## DIRECTIVE
Each line of the data that includes the string "rgba" is to be copied out.

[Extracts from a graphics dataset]
+ + + + + + +

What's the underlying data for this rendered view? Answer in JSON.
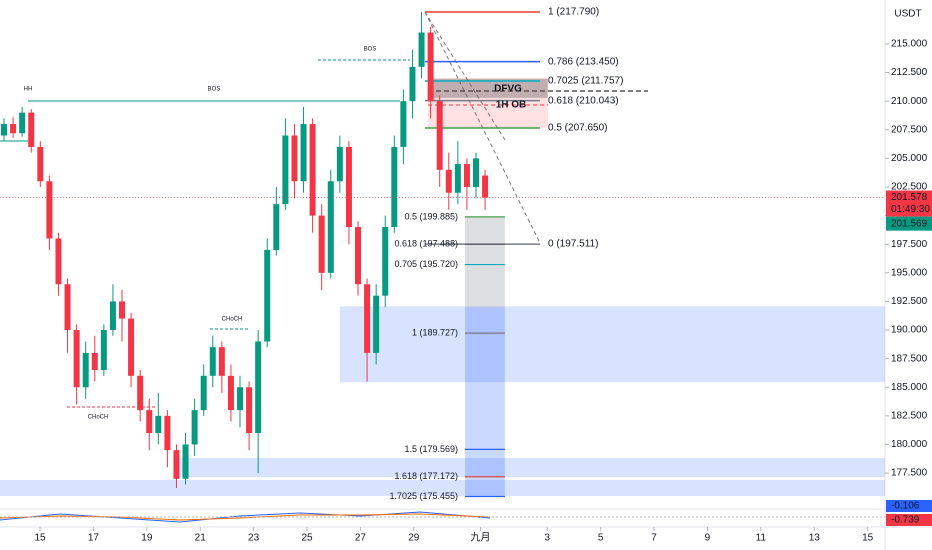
{
  "chart_data": {
    "type": "candlestick",
    "unit": "USDT",
    "xlim": [
      13.5,
      46.65
    ],
    "ylim": [
      174.36,
      218.84
    ],
    "xticks": [
      15,
      17,
      19,
      21,
      23,
      25,
      27,
      29,
      {
        "value": 31.5,
        "label": "九月"
      },
      {
        "value": 34,
        "label": "3"
      },
      {
        "value": 36,
        "label": "5"
      },
      {
        "value": 38,
        "label": "7"
      },
      {
        "value": 40,
        "label": "9"
      },
      {
        "value": 42,
        "label": "11"
      },
      {
        "value": 44,
        "label": "13"
      },
      {
        "value": 46,
        "label": "15"
      }
    ],
    "yticks": [
      {
        "value": 215,
        "label": "215.000"
      },
      {
        "value": 212.5,
        "label": "212.500"
      },
      {
        "value": 210,
        "label": "210.000"
      },
      {
        "value": 207.5,
        "label": "207.500"
      },
      {
        "value": 205,
        "label": "205.000"
      },
      {
        "value": 202.5,
        "label": "202.500"
      },
      {
        "value": 200,
        "label": "200.000"
      },
      {
        "value": 197.5,
        "label": "197.500"
      },
      {
        "value": 195,
        "label": "195.000"
      },
      {
        "value": 192.5,
        "label": "192.500"
      },
      {
        "value": 190,
        "label": "190.000"
      },
      {
        "value": 187.5,
        "label": "187.500"
      },
      {
        "value": 185,
        "label": "185.000"
      },
      {
        "value": 182.5,
        "label": "182.500"
      },
      {
        "value": 180,
        "label": "180.000"
      },
      {
        "value": 177.5,
        "label": "177.500"
      }
    ],
    "up_color": "#089981",
    "down_color": "#f23645",
    "candles": [
      [
        13.65,
        207,
        208.5,
        206.5,
        208
      ],
      [
        13.99,
        208,
        208.6,
        206.8,
        207.2
      ],
      [
        14.33,
        207.2,
        209.5,
        206.9,
        209
      ],
      [
        14.67,
        209,
        209.3,
        205.5,
        206
      ],
      [
        15.01,
        206,
        206.5,
        202.5,
        203
      ],
      [
        15.35,
        203,
        203.5,
        197,
        198
      ],
      [
        15.69,
        198,
        198.5,
        193,
        194
      ],
      [
        16.03,
        194,
        194.5,
        188,
        190
      ],
      [
        16.37,
        190,
        190.5,
        183.5,
        185
      ],
      [
        16.71,
        185,
        189,
        184,
        188
      ],
      [
        17.05,
        188,
        189.5,
        185.5,
        186.5
      ],
      [
        17.39,
        186.5,
        190.5,
        186,
        190
      ],
      [
        17.73,
        190,
        194,
        189.5,
        192.5
      ],
      [
        18.07,
        192.5,
        193.5,
        189,
        191
      ],
      [
        18.41,
        191,
        191.5,
        185,
        186
      ],
      [
        18.75,
        186,
        186.5,
        182,
        183
      ],
      [
        19.09,
        183,
        184,
        179.5,
        181
      ],
      [
        19.43,
        181,
        184.5,
        180,
        182.5
      ],
      [
        19.77,
        182.5,
        183,
        178,
        179.5
      ],
      [
        20.11,
        179.5,
        180,
        176.2,
        177
      ],
      [
        20.45,
        177,
        181,
        176.5,
        180
      ],
      [
        20.79,
        180,
        184,
        179,
        183
      ],
      [
        21.13,
        183,
        187,
        182.5,
        186
      ],
      [
        21.47,
        186,
        189.5,
        185,
        188.5
      ],
      [
        21.81,
        188.5,
        189,
        184.5,
        186
      ],
      [
        22.15,
        186,
        187,
        182,
        183
      ],
      [
        22.49,
        183,
        186,
        181.5,
        185
      ],
      [
        22.83,
        185,
        185.5,
        179.5,
        181
      ],
      [
        23.17,
        181,
        190,
        177.5,
        189
      ],
      [
        23.51,
        189,
        198,
        188.5,
        197
      ],
      [
        23.85,
        197,
        202.5,
        196.5,
        201
      ],
      [
        24.19,
        201,
        208.5,
        200.5,
        207
      ],
      [
        24.53,
        207,
        208,
        201.5,
        203
      ],
      [
        24.87,
        203,
        209.5,
        202,
        208
      ],
      [
        25.21,
        208,
        208.5,
        198.5,
        200
      ],
      [
        25.55,
        200,
        201,
        193.5,
        195
      ],
      [
        25.89,
        195,
        204,
        194.5,
        203
      ],
      [
        26.23,
        203,
        207,
        202,
        206
      ],
      [
        26.57,
        206,
        206.5,
        197.5,
        199
      ],
      [
        26.91,
        199,
        199.5,
        193,
        194
      ],
      [
        27.25,
        194,
        194.5,
        185.5,
        188
      ],
      [
        27.59,
        188,
        194,
        187,
        193
      ],
      [
        27.93,
        193,
        200,
        192,
        199
      ],
      [
        28.27,
        199,
        207,
        198.5,
        206
      ],
      [
        28.61,
        206,
        211,
        204.5,
        210
      ],
      [
        28.95,
        210,
        214.5,
        208.5,
        213
      ],
      [
        29.29,
        213,
        217.79,
        212,
        216
      ],
      [
        29.63,
        216,
        216.5,
        208.5,
        210
      ],
      [
        29.97,
        210,
        210.5,
        202.5,
        204
      ],
      [
        30.31,
        204,
        205.5,
        200.5,
        202
      ],
      [
        30.65,
        202,
        206.5,
        201,
        204.5
      ],
      [
        30.99,
        204.5,
        205,
        200.5,
        202.5
      ],
      [
        31.33,
        202.5,
        205.5,
        201.5,
        205
      ],
      [
        31.67,
        203.5,
        204,
        200.5,
        201.578
      ]
    ],
    "zones": [
      {
        "x": [
          26.23,
          46.65
        ],
        "y": [
          185.44,
          192.07
        ],
        "color": "rgba(41,98,255,0.18)"
      },
      {
        "x": [
          20.05,
          46.65
        ],
        "y": [
          177.15,
          178.81
        ],
        "color": "rgba(41,98,255,0.18)"
      },
      {
        "x": [
          13.5,
          46.65
        ],
        "y": [
          175.5,
          176.89
        ],
        "color": "rgba(41,98,255,0.18)"
      },
      {
        "x": [
          29.53,
          34.02
        ],
        "y": [
          207.67,
          212.03
        ],
        "color": "rgba(242,54,69,0.15)"
      },
      {
        "x": [
          29.53,
          34.02
        ],
        "y": [
          210.29,
          211.95
        ],
        "color": "rgba(80,80,80,0.35)"
      },
      {
        "x": [
          30.92,
          32.41
        ],
        "y": [
          191.98,
          199.91
        ],
        "color": "rgba(120,123,134,0.25)"
      },
      {
        "x": [
          30.92,
          32.41
        ],
        "y": [
          175.5,
          191.98
        ],
        "color": "rgba(41,98,255,0.25)"
      }
    ],
    "fib_right": [
      {
        "label": "1 (217.790)",
        "value": 217.79,
        "color": "#e53935"
      },
      {
        "label": "0.786 (213.450)",
        "value": 213.45,
        "color": "#2962ff"
      },
      {
        "label": "0.7025 (211.757)",
        "value": 211.757,
        "color": "#00acc1"
      },
      {
        "label": "0.618 (210.043)",
        "value": 210.043,
        "color": "#787b86"
      },
      {
        "label": "0.5 (207.650)",
        "value": 207.65,
        "color": "#43a047"
      },
      {
        "label": "0 (197.511)",
        "value": 197.511,
        "color": "#787b86"
      }
    ],
    "fib_left": [
      {
        "label": "0.5 (199.885)",
        "value": 199.885,
        "color": "#43a047"
      },
      {
        "label": "0.618 (197.488)",
        "value": 197.488,
        "color": "#5d606b"
      },
      {
        "label": "0.705 (195.720)",
        "value": 195.72,
        "color": "#00acc1"
      },
      {
        "label": "1 (189.727)",
        "value": 189.727,
        "color": "#787b86"
      },
      {
        "label": "1.5 (179.569)",
        "value": 179.569,
        "color": "#2962ff"
      },
      {
        "label": "1.618 (177.172)",
        "value": 177.172,
        "color": "#e53935"
      },
      {
        "label": "1.7025 (175.455)",
        "value": 175.455,
        "color": "#2962ff"
      }
    ],
    "annotations": [
      "HH",
      "BOS",
      "BOS",
      "CHoCH",
      "CHoCH",
      "DFVG",
      "1H OB"
    ],
    "last_price": {
      "value": 201.578,
      "label": "201.578",
      "color": "#f23645"
    },
    "countdown": "01:49:30",
    "bid_price": {
      "value": 201.569,
      "label": "201.569",
      "color": "#089981"
    },
    "indicator_badges": [
      {
        "label": "-0.106",
        "color": "#2962ff"
      },
      {
        "label": "-0.739",
        "color": "#f23645"
      }
    ]
  }
}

+ + + + + + +

## RESULT OF THE EXERCISE
        "color": "rgba(41,98,255,0.18)"
        "color": "rgba(41,98,255,0.18)"
        "color": "rgba(41,98,255,0.18)"
        "color": "rgba(242,54,69,0.15)"
        "color": "rgba(80,80,80,0.35)"
        "color": "rgba(120,123,134,0.25)"
        "color": "rgba(41,98,255,0.25)"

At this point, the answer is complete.